(Rows from a figure dataset)
※ ※ ※

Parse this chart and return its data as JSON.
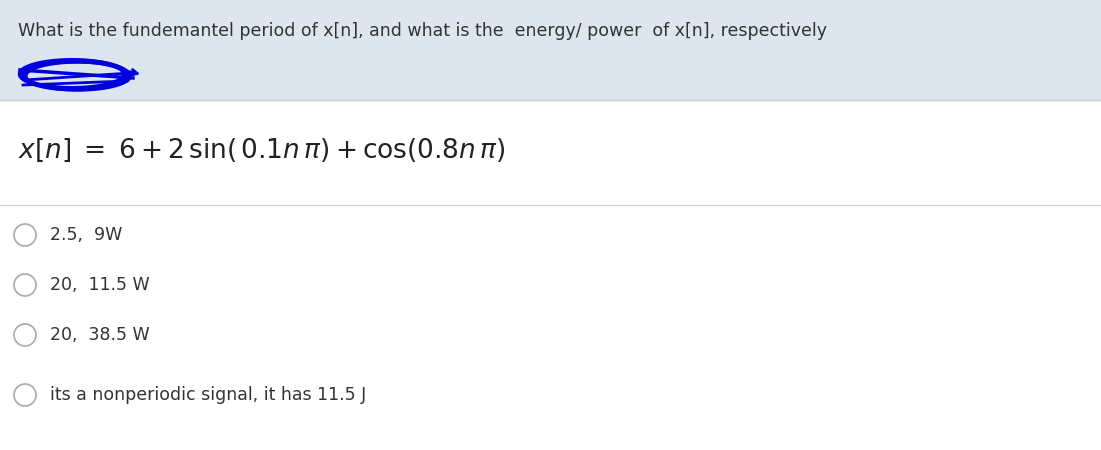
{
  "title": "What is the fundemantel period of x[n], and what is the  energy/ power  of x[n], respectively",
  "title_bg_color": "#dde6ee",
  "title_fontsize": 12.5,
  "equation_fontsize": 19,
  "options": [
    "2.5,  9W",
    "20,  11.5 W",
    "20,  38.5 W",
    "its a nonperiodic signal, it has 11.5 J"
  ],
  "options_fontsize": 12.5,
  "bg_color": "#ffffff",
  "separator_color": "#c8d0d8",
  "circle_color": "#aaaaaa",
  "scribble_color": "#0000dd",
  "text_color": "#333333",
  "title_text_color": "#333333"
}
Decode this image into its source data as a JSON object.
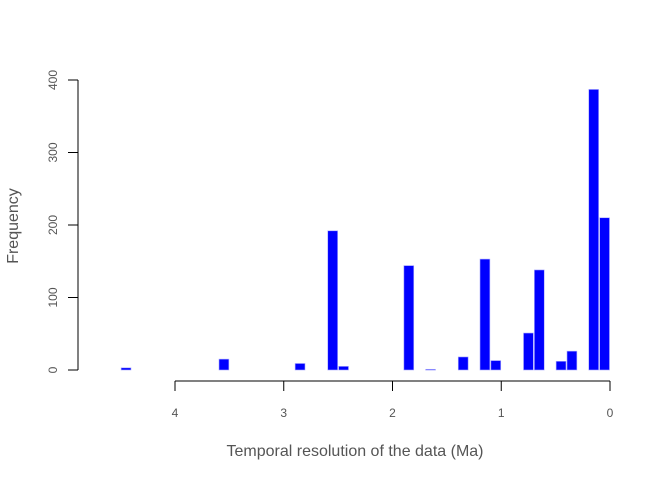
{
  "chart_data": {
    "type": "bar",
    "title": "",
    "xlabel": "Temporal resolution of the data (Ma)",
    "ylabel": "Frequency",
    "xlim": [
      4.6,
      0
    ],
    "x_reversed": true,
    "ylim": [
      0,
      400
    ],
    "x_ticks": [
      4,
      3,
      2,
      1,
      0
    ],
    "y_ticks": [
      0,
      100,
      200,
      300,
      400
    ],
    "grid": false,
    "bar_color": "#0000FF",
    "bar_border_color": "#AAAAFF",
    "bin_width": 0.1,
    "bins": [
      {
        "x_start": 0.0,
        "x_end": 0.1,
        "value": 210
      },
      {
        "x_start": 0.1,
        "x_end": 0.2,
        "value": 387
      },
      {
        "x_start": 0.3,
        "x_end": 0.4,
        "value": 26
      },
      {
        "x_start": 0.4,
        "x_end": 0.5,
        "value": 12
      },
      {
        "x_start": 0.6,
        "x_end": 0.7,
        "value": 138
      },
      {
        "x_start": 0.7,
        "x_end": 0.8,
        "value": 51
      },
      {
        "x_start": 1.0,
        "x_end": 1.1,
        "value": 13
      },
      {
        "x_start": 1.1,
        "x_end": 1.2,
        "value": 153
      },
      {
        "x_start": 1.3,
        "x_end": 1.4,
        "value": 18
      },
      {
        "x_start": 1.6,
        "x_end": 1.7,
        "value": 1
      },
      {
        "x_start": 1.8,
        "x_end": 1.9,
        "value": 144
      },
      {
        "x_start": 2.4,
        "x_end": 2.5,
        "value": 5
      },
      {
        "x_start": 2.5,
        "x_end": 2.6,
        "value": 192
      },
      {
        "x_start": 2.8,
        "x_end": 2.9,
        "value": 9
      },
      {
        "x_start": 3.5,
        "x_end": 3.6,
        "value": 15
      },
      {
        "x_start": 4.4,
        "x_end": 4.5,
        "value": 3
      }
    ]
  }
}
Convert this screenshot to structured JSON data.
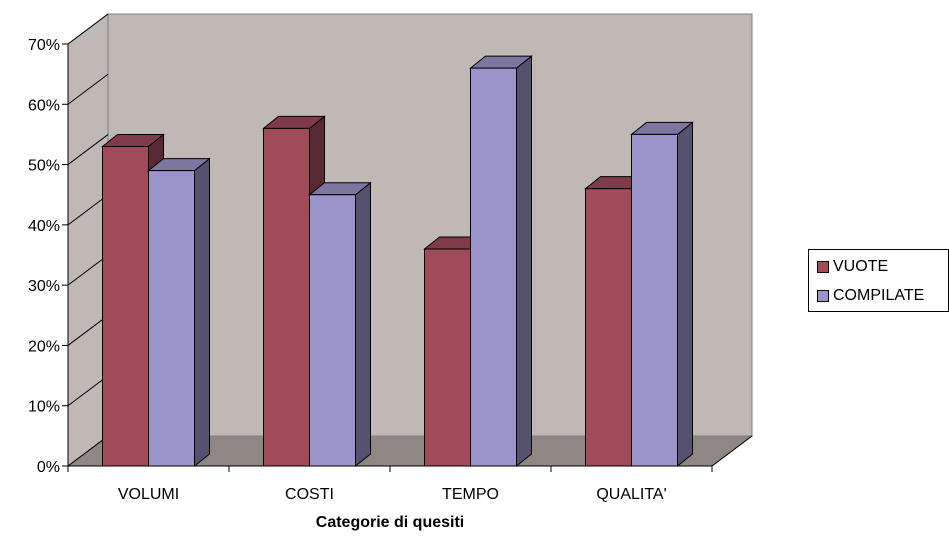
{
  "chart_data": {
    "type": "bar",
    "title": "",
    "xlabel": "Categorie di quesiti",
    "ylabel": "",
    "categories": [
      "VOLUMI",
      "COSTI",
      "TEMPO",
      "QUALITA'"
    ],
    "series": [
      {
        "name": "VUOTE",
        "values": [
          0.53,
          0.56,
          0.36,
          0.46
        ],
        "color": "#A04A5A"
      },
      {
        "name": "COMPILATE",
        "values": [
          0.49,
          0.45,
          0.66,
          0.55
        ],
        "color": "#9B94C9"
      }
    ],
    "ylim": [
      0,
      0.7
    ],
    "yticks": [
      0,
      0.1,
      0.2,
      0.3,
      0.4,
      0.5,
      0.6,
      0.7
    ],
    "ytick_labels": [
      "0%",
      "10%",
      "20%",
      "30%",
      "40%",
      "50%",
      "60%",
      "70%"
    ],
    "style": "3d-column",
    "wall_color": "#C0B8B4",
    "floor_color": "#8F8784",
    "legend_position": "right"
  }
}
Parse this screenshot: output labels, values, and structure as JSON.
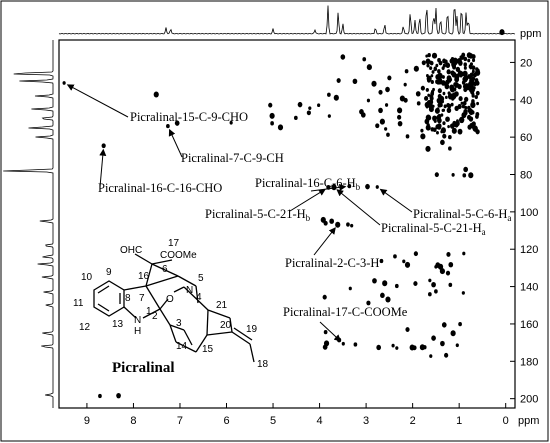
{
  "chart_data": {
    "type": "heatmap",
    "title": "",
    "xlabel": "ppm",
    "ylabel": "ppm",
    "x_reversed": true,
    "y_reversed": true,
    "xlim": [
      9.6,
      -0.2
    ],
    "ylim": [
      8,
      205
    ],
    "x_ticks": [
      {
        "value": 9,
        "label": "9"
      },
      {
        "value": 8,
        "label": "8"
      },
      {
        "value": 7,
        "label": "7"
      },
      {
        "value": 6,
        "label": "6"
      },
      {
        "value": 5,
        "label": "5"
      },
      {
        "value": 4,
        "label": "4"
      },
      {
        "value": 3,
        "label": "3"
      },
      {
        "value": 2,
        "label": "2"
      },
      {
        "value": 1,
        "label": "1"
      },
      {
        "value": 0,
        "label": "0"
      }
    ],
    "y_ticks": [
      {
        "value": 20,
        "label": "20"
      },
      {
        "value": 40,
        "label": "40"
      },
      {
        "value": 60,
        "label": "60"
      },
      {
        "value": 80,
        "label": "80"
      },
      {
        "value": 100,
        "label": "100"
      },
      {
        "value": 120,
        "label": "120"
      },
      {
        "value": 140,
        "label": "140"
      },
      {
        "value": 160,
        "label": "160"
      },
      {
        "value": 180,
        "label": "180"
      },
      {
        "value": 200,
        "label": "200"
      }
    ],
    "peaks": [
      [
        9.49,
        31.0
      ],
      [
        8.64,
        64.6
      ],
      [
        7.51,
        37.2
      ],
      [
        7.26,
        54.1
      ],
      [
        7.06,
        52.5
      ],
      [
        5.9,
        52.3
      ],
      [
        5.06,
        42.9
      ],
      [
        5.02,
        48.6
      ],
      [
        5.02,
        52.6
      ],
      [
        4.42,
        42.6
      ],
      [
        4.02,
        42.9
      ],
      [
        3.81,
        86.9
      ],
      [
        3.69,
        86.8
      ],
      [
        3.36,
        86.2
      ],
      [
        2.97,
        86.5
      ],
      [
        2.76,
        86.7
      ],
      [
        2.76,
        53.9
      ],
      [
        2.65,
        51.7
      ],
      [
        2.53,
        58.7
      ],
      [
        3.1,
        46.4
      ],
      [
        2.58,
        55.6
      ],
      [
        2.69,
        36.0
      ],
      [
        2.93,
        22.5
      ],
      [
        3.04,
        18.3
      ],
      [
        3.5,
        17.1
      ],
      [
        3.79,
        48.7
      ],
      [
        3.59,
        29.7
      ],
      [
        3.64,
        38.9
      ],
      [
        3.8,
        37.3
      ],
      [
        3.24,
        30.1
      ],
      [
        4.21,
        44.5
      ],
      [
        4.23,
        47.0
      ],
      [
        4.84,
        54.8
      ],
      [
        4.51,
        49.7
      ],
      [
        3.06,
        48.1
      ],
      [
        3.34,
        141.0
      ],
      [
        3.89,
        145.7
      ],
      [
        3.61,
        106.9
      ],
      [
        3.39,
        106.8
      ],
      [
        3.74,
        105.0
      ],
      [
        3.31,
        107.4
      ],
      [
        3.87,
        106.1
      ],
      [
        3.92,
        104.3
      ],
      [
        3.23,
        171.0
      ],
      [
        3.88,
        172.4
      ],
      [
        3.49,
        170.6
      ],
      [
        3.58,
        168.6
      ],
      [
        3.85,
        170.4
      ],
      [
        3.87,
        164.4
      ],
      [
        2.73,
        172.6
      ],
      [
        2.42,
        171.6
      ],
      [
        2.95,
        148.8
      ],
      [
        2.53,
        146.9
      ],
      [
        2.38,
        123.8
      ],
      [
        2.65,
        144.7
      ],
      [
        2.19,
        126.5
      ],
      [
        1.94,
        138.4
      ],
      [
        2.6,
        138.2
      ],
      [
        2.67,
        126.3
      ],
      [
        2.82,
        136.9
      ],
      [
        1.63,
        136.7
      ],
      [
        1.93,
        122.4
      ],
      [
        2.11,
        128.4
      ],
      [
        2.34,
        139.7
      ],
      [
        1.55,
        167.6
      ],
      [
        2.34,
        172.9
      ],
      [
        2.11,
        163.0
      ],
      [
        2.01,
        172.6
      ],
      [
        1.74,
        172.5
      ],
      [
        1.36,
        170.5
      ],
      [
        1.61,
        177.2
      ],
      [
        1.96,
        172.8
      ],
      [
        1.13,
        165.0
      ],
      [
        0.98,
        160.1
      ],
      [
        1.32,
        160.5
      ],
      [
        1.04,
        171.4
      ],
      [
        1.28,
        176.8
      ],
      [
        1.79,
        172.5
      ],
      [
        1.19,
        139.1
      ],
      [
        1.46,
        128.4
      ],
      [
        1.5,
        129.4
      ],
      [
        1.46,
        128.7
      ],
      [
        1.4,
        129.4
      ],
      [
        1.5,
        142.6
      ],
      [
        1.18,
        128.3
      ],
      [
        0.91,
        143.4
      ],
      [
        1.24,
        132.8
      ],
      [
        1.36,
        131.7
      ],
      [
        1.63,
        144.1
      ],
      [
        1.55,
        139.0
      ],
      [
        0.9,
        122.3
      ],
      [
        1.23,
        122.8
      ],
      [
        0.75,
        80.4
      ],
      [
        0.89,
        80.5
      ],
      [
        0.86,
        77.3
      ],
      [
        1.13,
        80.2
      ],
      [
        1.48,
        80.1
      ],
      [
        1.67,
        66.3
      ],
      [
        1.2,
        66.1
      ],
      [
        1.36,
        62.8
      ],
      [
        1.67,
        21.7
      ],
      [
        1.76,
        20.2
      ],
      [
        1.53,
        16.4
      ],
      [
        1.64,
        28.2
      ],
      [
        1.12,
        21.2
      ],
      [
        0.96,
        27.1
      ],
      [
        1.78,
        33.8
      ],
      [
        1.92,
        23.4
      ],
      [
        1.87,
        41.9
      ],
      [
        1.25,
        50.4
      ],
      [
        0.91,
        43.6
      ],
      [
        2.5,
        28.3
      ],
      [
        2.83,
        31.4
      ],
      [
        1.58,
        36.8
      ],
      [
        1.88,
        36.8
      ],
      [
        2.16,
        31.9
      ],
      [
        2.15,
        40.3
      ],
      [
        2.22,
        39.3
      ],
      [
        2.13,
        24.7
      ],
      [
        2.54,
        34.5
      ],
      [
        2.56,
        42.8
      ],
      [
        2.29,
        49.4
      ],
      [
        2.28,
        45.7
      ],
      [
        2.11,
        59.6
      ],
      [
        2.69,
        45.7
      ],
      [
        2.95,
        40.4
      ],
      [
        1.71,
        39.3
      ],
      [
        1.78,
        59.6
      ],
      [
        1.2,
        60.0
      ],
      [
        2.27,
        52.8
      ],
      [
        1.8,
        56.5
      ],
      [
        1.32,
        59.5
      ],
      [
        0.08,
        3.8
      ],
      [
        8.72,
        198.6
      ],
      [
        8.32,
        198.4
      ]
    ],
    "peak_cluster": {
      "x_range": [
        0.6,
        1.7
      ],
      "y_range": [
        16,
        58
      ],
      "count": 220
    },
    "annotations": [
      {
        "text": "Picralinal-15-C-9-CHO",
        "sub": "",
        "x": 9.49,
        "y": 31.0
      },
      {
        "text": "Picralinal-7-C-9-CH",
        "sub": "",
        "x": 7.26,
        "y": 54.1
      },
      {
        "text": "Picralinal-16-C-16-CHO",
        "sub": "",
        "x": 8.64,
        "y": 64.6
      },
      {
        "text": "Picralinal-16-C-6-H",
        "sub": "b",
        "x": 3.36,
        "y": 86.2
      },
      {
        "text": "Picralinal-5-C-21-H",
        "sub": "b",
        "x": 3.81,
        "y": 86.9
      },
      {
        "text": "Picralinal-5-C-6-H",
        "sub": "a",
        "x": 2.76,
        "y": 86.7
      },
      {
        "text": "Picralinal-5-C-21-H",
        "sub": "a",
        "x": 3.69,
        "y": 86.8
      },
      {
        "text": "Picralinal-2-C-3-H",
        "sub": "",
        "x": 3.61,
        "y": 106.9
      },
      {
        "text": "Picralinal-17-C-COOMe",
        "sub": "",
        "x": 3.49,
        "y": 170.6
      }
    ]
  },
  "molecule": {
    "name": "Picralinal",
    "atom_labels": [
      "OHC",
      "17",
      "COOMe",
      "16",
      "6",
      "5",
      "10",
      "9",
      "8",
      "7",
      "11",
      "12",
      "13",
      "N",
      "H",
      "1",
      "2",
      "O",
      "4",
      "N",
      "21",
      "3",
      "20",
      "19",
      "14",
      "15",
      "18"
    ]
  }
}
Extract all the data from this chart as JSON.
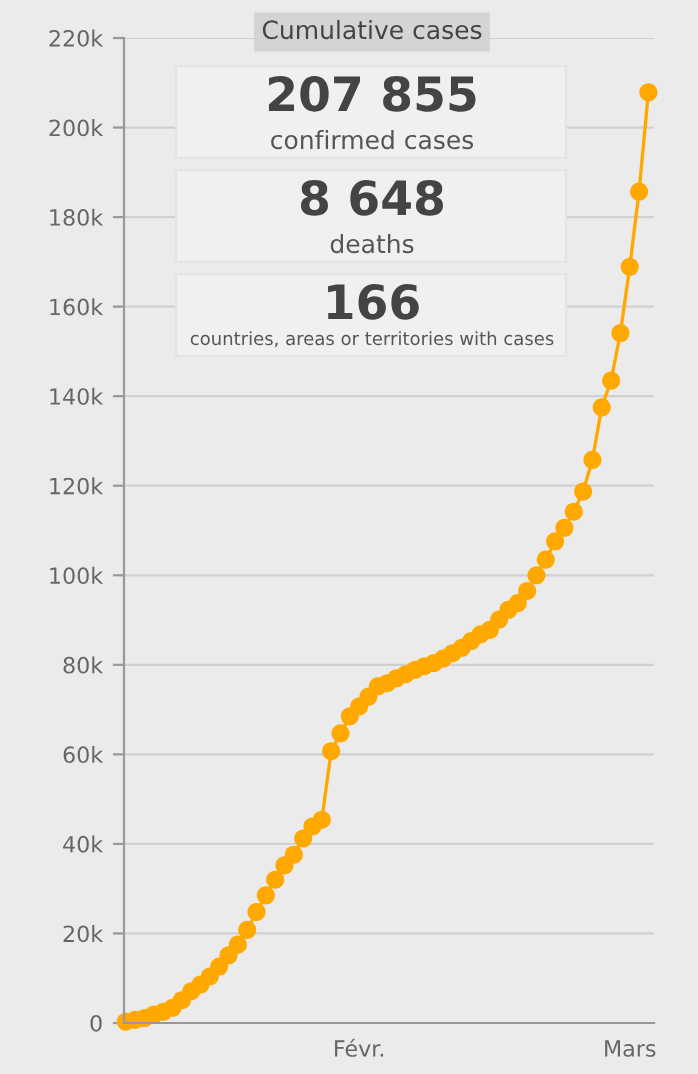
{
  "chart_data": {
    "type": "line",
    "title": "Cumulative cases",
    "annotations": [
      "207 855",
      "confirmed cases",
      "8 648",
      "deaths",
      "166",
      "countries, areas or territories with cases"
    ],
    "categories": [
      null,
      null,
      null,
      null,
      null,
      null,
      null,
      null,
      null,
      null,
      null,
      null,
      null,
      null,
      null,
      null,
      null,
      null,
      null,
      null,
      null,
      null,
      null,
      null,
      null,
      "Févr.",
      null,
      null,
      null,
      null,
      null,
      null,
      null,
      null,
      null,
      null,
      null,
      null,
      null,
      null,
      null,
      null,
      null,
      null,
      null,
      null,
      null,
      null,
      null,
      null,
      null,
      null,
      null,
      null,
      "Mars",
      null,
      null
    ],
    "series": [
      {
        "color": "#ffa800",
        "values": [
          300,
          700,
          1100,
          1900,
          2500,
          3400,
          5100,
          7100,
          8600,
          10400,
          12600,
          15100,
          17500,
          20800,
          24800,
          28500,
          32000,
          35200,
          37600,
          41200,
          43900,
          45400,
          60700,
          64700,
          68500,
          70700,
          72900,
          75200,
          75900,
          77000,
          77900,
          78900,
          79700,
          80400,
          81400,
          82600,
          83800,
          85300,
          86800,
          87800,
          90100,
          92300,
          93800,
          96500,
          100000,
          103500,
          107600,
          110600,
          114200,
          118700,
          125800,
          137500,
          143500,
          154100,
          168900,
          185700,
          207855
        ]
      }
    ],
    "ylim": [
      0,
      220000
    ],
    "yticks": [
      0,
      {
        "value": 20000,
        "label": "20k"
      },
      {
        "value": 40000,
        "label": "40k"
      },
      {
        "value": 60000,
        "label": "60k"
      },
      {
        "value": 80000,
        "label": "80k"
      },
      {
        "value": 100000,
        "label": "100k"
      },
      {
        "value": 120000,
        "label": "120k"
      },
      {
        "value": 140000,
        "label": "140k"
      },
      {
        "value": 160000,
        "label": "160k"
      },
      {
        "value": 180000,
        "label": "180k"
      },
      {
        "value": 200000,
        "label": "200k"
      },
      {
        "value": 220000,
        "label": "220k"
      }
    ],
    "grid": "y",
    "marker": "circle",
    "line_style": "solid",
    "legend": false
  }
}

※ ※ ※

* [WRITTEN EXERCISE]: Look above for every line with the word "xlabel" and copy it.

* [EXERCISE RESPONSE]:
    "xlabel": "Temporal resolution of the data (Ma)",
    "xlabel": "Categorie di quesiti",
    "xlabel": "ppm",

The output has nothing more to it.